Task to complete —
Repeat all entries exactly.

Information provided —
************

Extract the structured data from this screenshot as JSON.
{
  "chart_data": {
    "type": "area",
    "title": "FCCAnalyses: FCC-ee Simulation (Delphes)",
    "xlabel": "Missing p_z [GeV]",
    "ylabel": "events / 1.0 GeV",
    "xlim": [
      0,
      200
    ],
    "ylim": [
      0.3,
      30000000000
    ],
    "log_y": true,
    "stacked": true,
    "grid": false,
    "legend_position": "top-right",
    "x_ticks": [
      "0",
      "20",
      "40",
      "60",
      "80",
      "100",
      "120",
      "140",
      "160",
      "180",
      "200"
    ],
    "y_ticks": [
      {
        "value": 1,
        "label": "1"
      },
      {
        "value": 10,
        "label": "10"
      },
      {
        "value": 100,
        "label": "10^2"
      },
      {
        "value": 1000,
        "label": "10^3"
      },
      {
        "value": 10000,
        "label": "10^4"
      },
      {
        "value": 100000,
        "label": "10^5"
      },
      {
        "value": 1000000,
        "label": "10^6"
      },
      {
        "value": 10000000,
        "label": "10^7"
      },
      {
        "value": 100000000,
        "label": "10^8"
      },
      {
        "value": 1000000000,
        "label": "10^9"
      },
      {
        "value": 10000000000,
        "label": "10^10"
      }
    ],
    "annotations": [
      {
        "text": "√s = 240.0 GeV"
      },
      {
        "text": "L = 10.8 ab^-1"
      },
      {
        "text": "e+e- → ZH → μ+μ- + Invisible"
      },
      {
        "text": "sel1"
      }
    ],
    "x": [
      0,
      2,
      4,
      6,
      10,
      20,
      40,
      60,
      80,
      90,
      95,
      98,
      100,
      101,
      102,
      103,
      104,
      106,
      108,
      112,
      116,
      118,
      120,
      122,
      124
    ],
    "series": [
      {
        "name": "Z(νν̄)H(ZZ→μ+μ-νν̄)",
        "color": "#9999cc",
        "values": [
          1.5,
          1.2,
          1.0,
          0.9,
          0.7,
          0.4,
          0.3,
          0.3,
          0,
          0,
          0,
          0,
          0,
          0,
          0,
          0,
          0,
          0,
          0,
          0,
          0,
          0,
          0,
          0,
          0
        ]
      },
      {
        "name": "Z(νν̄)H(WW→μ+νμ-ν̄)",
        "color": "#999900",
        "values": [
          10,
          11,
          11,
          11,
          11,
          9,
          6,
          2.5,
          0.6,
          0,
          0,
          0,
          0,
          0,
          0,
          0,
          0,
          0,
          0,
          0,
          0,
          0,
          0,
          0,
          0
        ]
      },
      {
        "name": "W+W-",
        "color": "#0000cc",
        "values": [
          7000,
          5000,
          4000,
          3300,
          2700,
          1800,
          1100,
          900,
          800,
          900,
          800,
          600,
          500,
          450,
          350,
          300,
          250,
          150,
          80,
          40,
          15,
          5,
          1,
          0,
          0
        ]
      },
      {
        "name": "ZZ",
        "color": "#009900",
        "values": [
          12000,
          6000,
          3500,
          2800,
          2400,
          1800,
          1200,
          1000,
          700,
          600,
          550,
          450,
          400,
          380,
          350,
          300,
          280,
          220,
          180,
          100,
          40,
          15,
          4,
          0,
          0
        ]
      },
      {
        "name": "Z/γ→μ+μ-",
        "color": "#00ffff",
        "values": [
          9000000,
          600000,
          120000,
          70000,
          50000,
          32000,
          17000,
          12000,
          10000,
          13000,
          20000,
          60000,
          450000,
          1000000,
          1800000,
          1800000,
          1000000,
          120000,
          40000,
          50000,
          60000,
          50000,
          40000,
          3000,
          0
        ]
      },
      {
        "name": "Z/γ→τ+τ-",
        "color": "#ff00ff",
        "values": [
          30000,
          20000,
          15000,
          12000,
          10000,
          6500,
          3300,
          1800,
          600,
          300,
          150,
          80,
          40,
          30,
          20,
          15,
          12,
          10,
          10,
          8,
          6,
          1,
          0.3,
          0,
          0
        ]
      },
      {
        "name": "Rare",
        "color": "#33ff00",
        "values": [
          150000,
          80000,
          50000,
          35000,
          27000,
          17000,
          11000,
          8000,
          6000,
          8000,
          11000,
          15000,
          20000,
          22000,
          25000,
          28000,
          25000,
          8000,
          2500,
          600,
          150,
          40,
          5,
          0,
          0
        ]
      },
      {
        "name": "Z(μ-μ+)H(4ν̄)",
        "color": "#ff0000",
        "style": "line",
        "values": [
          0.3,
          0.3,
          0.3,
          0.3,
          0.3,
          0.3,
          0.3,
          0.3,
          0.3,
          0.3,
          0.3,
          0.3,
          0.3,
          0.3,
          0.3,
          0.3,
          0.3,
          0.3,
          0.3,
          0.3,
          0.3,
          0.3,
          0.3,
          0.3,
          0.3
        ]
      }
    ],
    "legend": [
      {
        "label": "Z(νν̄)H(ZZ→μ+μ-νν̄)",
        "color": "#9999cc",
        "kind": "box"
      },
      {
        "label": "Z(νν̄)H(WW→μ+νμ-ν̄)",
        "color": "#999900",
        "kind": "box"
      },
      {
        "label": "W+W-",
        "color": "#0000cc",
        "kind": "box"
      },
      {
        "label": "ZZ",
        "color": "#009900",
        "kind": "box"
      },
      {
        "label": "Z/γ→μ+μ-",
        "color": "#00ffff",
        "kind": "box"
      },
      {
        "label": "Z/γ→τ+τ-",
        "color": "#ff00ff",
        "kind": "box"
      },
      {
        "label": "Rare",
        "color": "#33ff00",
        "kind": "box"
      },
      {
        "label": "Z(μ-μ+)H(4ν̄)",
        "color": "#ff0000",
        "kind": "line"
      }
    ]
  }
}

************

Solution to the problem —
Extract the structured data from this screenshot as JSON.
{
  "chart_data": {
    "type": "area",
    "title": "FCCAnalyses: FCC-ee Simulation (Delphes)",
    "xlabel": "Missing p_z [GeV]",
    "ylabel": "events / 1.0 GeV",
    "xlim": [
      0,
      200
    ],
    "ylim": [
      0.3,
      30000000000
    ],
    "log_y": true,
    "stacked": true,
    "grid": false,
    "legend_position": "top-right",
    "x_ticks": [
      "0",
      "20",
      "40",
      "60",
      "80",
      "100",
      "120",
      "140",
      "160",
      "180",
      "200"
    ],
    "y_ticks": [
      {
        "value": 1,
        "label": "1"
      },
      {
        "value": 10,
        "label": "10"
      },
      {
        "value": 100,
        "label": "10^2"
      },
      {
        "value": 1000,
        "label": "10^3"
      },
      {
        "value": 10000,
        "label": "10^4"
      },
      {
        "value": 100000,
        "label": "10^5"
      },
      {
        "value": 1000000,
        "label": "10^6"
      },
      {
        "value": 10000000,
        "label": "10^7"
      },
      {
        "value": 100000000,
        "label": "10^8"
      },
      {
        "value": 1000000000,
        "label": "10^9"
      },
      {
        "value": 10000000000,
        "label": "10^10"
      }
    ],
    "annotations": [
      {
        "text": "√s = 240.0 GeV"
      },
      {
        "text": "L = 10.8 ab^-1"
      },
      {
        "text": "e+e- → ZH → μ+μ- + Invisible"
      },
      {
        "text": "sel1"
      }
    ],
    "x": [
      0,
      2,
      4,
      6,
      10,
      20,
      40,
      60,
      80,
      90,
      95,
      98,
      100,
      101,
      102,
      103,
      104,
      106,
      108,
      112,
      116,
      118,
      120,
      122,
      124
    ],
    "series": [
      {
        "name": "Z(νν̄)H(ZZ→μ+μ-νν̄)",
        "color": "#9999cc",
        "values": [
          1.5,
          1.2,
          1.0,
          0.9,
          0.7,
          0.4,
          0.3,
          0.3,
          0,
          0,
          0,
          0,
          0,
          0,
          0,
          0,
          0,
          0,
          0,
          0,
          0,
          0,
          0,
          0,
          0
        ]
      },
      {
        "name": "Z(νν̄)H(WW→μ+νμ-ν̄)",
        "color": "#999900",
        "values": [
          10,
          11,
          11,
          11,
          11,
          9,
          6,
          2.5,
          0.6,
          0,
          0,
          0,
          0,
          0,
          0,
          0,
          0,
          0,
          0,
          0,
          0,
          0,
          0,
          0,
          0
        ]
      },
      {
        "name": "W+W-",
        "color": "#0000cc",
        "values": [
          7000,
          5000,
          4000,
          3300,
          2700,
          1800,
          1100,
          900,
          800,
          900,
          800,
          600,
          500,
          450,
          350,
          300,
          250,
          150,
          80,
          40,
          15,
          5,
          1,
          0,
          0
        ]
      },
      {
        "name": "ZZ",
        "color": "#009900",
        "values": [
          12000,
          6000,
          3500,
          2800,
          2400,
          1800,
          1200,
          1000,
          700,
          600,
          550,
          450,
          400,
          380,
          350,
          300,
          280,
          220,
          180,
          100,
          40,
          15,
          4,
          0,
          0
        ]
      },
      {
        "name": "Z/γ→μ+μ-",
        "color": "#00ffff",
        "values": [
          9000000,
          600000,
          120000,
          70000,
          50000,
          32000,
          17000,
          12000,
          10000,
          13000,
          20000,
          60000,
          450000,
          1000000,
          1800000,
          1800000,
          1000000,
          120000,
          40000,
          50000,
          60000,
          50000,
          40000,
          3000,
          0
        ]
      },
      {
        "name": "Z/γ→τ+τ-",
        "color": "#ff00ff",
        "values": [
          30000,
          20000,
          15000,
          12000,
          10000,
          6500,
          3300,
          1800,
          600,
          300,
          150,
          80,
          40,
          30,
          20,
          15,
          12,
          10,
          10,
          8,
          6,
          1,
          0.3,
          0,
          0
        ]
      },
      {
        "name": "Rare",
        "color": "#33ff00",
        "values": [
          150000,
          80000,
          50000,
          35000,
          27000,
          17000,
          11000,
          8000,
          6000,
          8000,
          11000,
          15000,
          20000,
          22000,
          25000,
          28000,
          25000,
          8000,
          2500,
          600,
          150,
          40,
          5,
          0,
          0
        ]
      },
      {
        "name": "Z(μ-μ+)H(4ν̄)",
        "color": "#ff0000",
        "style": "line",
        "values": [
          0.3,
          0.3,
          0.3,
          0.3,
          0.3,
          0.3,
          0.3,
          0.3,
          0.3,
          0.3,
          0.3,
          0.3,
          0.3,
          0.3,
          0.3,
          0.3,
          0.3,
          0.3,
          0.3,
          0.3,
          0.3,
          0.3,
          0.3,
          0.3,
          0.3
        ]
      }
    ],
    "legend": [
      {
        "label": "Z(νν̄)H(ZZ→μ+μ-νν̄)",
        "color": "#9999cc",
        "kind": "box"
      },
      {
        "label": "Z(νν̄)H(WW→μ+νμ-ν̄)",
        "color": "#999900",
        "kind": "box"
      },
      {
        "label": "W+W-",
        "color": "#0000cc",
        "kind": "box"
      },
      {
        "label": "ZZ",
        "color": "#009900",
        "kind": "box"
      },
      {
        "label": "Z/γ→μ+μ-",
        "color": "#00ffff",
        "kind": "box"
      },
      {
        "label": "Z/γ→τ+τ-",
        "color": "#ff00ff",
        "kind": "box"
      },
      {
        "label": "Rare",
        "color": "#33ff00",
        "kind": "box"
      },
      {
        "label": "Z(μ-μ+)H(4ν̄)",
        "color": "#ff0000",
        "kind": "line"
      }
    ]
  }
}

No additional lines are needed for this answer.